▸ AIM OF THE EXERCISE
Can you write out all of the material below, word for word?

::::::::::

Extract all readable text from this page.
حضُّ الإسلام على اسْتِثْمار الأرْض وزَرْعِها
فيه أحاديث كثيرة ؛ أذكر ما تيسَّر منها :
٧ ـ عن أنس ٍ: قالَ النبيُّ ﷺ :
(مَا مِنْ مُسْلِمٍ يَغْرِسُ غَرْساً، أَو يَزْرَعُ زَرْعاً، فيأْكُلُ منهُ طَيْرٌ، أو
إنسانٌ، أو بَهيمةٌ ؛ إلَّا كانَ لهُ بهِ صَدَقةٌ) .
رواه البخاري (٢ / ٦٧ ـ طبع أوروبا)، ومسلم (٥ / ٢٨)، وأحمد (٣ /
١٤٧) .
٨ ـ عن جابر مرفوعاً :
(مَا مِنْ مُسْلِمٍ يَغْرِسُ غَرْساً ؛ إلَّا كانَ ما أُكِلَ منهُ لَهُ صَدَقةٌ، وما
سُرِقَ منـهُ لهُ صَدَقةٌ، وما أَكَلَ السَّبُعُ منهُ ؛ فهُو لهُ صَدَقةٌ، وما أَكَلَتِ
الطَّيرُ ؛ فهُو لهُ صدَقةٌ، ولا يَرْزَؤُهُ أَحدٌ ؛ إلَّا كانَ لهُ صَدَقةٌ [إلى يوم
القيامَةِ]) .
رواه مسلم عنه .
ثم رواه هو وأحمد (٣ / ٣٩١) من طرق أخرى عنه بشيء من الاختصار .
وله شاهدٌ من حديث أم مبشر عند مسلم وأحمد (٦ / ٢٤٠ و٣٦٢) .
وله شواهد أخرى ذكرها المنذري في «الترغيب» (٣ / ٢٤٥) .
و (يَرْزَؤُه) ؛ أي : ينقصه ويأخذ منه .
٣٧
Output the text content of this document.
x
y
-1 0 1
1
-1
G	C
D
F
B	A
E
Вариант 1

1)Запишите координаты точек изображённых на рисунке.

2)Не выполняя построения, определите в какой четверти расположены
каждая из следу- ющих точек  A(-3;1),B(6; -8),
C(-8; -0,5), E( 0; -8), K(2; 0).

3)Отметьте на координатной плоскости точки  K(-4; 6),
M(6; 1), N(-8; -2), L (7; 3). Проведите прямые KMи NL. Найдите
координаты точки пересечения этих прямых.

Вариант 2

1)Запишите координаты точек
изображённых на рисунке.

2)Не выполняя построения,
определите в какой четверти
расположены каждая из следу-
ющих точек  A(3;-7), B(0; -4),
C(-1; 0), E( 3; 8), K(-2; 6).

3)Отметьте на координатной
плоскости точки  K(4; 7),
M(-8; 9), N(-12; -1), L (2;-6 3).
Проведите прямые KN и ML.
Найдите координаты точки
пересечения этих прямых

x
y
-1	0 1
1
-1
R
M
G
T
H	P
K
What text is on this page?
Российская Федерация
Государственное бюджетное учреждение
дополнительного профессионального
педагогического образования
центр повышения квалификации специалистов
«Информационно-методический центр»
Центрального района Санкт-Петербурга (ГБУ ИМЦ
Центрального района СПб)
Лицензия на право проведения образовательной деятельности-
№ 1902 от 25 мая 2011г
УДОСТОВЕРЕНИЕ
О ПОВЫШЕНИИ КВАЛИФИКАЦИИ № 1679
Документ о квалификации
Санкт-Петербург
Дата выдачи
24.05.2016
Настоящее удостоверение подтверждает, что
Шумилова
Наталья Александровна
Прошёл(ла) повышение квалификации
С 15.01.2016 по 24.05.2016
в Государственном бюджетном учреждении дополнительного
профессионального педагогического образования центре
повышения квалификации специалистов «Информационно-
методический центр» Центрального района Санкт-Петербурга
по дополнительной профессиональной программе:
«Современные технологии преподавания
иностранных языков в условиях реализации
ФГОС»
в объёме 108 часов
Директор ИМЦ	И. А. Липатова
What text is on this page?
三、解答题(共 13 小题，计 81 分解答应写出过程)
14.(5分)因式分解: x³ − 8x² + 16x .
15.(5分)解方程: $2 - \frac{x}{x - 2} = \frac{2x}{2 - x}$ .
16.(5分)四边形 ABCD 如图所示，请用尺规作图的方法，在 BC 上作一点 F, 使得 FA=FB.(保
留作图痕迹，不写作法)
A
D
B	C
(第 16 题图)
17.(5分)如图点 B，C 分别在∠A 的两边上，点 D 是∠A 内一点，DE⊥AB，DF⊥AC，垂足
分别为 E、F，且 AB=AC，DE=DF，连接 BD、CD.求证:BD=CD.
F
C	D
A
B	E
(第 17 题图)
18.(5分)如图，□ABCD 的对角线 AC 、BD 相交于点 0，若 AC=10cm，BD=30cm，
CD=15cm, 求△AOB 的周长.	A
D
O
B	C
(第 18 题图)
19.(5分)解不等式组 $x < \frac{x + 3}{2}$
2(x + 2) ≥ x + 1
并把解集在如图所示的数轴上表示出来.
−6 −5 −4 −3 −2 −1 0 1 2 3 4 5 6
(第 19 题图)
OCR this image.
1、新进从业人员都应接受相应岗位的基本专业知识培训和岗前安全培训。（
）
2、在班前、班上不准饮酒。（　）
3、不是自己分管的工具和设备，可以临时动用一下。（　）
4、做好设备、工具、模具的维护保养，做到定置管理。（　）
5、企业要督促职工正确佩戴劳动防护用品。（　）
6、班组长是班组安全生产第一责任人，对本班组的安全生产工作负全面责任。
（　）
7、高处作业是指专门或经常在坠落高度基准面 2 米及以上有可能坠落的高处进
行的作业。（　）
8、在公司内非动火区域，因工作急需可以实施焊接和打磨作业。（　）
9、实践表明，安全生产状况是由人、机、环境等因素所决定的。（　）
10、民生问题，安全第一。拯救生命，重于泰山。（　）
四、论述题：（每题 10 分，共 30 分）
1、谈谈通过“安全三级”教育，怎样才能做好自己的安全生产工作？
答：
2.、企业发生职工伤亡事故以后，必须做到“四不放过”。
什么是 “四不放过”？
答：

::::::::::

▸ SOLUTION TO THIS TASK
Extract all readable text from this page.
حضُّ الإسلام على اسْتِثْمار الأرْض وزَرْعِها
فيه أحاديث كثيرة ؛ أذكر ما تيسَّر منها :
٧ ـ عن أنس ٍ: قالَ النبيُّ ﷺ :
(مَا مِنْ مُسْلِمٍ يَغْرِسُ غَرْساً، أَو يَزْرَعُ زَرْعاً، فيأْكُلُ منهُ طَيْرٌ، أو
إنسانٌ، أو بَهيمةٌ ؛ إلَّا كانَ لهُ بهِ صَدَقةٌ) .
رواه البخاري (٢ / ٦٧ ـ طبع أوروبا)، ومسلم (٥ / ٢٨)، وأحمد (٣ /
١٤٧) .
٨ ـ عن جابر مرفوعاً :
(مَا مِنْ مُسْلِمٍ يَغْرِسُ غَرْساً ؛ إلَّا كانَ ما أُكِلَ منهُ لَهُ صَدَقةٌ، وما
سُرِقَ منـهُ لهُ صَدَقةٌ، وما أَكَلَ السَّبُعُ منهُ ؛ فهُو لهُ صَدَقةٌ، وما أَكَلَتِ
الطَّيرُ ؛ فهُو لهُ صدَقةٌ، ولا يَرْزَؤُهُ أَحدٌ ؛ إلَّا كانَ لهُ صَدَقةٌ [إلى يوم
القيامَةِ]) .
رواه مسلم عنه .
ثم رواه هو وأحمد (٣ / ٣٩١) من طرق أخرى عنه بشيء من الاختصار .
وله شاهدٌ من حديث أم مبشر عند مسلم وأحمد (٦ / ٢٤٠ و٣٦٢) .
وله شواهد أخرى ذكرها المنذري في «الترغيب» (٣ / ٢٤٥) .
و (يَرْزَؤُه) ؛ أي : ينقصه ويأخذ منه .
٣٧
Output the text content of this document.
x
y
-1 0 1
1
-1
G	C
D
F
B	A
E
Вариант 1

1)Запишите координаты точек изображённых на рисунке.

2)Не выполняя построения, определите в какой четверти расположены
каждая из следу- ющих точек  A(-3;1),B(6; -8),
C(-8; -0,5), E( 0; -8), K(2; 0).

3)Отметьте на координатной плоскости точки  K(-4; 6),
M(6; 1), N(-8; -2), L (7; 3). Проведите прямые KMи NL. Найдите
координаты точки пересечения этих прямых.

Вариант 2

1)Запишите координаты точек
изображённых на рисунке.

2)Не выполняя построения,
определите в какой четверти
расположены каждая из следу-
ющих точек  A(3;-7), B(0; -4),
C(-1; 0), E( 3; 8), K(-2; 6).

3)Отметьте на координатной
плоскости точки  K(4; 7),
M(-8; 9), N(-12; -1), L (2;-6 3).
Проведите прямые KN и ML.
Найдите координаты точки
пересечения этих прямых

x
y
-1	0 1
1
-1
R
M
G
T
H	P
K
What text is on this page?
Российская Федерация
Государственное бюджетное учреждение
дополнительного профессионального
педагогического образования
центр повышения квалификации специалистов
«Информационно-методический центр»
Центрального района Санкт-Петербурга (ГБУ ИМЦ
Центрального района СПб)
Лицензия на право проведения образовательной деятельности-
№ 1902 от 25 мая 2011г
УДОСТОВЕРЕНИЕ
О ПОВЫШЕНИИ КВАЛИФИКАЦИИ № 1679
Документ о квалификации
Санкт-Петербург
Дата выдачи
24.05.2016
Настоящее удостоверение подтверждает, что
Шумилова
Наталья Александровна
Прошёл(ла) повышение квалификации
С 15.01.2016 по 24.05.2016
в Государственном бюджетном учреждении дополнительного
профессионального педагогического образования центре
повышения квалификации специалистов «Информационно-
методический центр» Центрального района Санкт-Петербурга
по дополнительной профессиональной программе:
«Современные технологии преподавания
иностранных языков в условиях реализации
ФГОС»
в объёме 108 часов
Директор ИМЦ	И. А. Липатова
What text is on this page?
三、解答题(共 13 小题，计 81 分解答应写出过程)
14.(5分)因式分解: x³ − 8x² + 16x .
15.(5分)解方程: $2 - \frac{x}{x - 2} = \frac{2x}{2 - x}$ .
16.(5分)四边形 ABCD 如图所示，请用尺规作图的方法，在 BC 上作一点 F, 使得 FA=FB.(保
留作图痕迹，不写作法)
A
D
B	C
(第 16 题图)
17.(5分)如图点 B，C 分别在∠A 的两边上，点 D 是∠A 内一点，DE⊥AB，DF⊥AC，垂足
分别为 E、F，且 AB=AC，DE=DF，连接 BD、CD.求证:BD=CD.
F
C	D
A
B	E
(第 17 题图)
18.(5分)如图，□ABCD 的对角线 AC 、BD 相交于点 0，若 AC=10cm，BD=30cm，
CD=15cm, 求△AOB 的周长.	A
D
O
B	C
(第 18 题图)
19.(5分)解不等式组 $x < \frac{x + 3}{2}$
2(x + 2) ≥ x + 1
并把解集在如图所示的数轴上表示出来.
−6 −5 −4 −3 −2 −1 0 1 2 3 4 5 6
(第 19 题图)
OCR this image.
1、新进从业人员都应接受相应岗位的基本专业知识培训和岗前安全培训。（
）
2、在班前、班上不准饮酒。（　）
3、不是自己分管的工具和设备，可以临时动用一下。（　）
4、做好设备、工具、模具的维护保养，做到定置管理。（　）
5、企业要督促职工正确佩戴劳动防护用品。（　）
6、班组长是班组安全生产第一责任人，对本班组的安全生产工作负全面责任。
（　）
7、高处作业是指专门或经常在坠落高度基准面 2 米及以上有可能坠落的高处进
行的作业。（　）
8、在公司内非动火区域，因工作急需可以实施焊接和打磨作业。（　）
9、实践表明，安全生产状况是由人、机、环境等因素所决定的。（　）
10、民生问题，安全第一。拯救生命，重于泰山。（　）
四、论述题：（每题 10 分，共 30 分）
1、谈谈通过“安全三级”教育，怎样才能做好自己的安全生产工作？
答：
2.、企业发生职工伤亡事故以后，必须做到“四不放过”。
什么是 “四不放过”？
答：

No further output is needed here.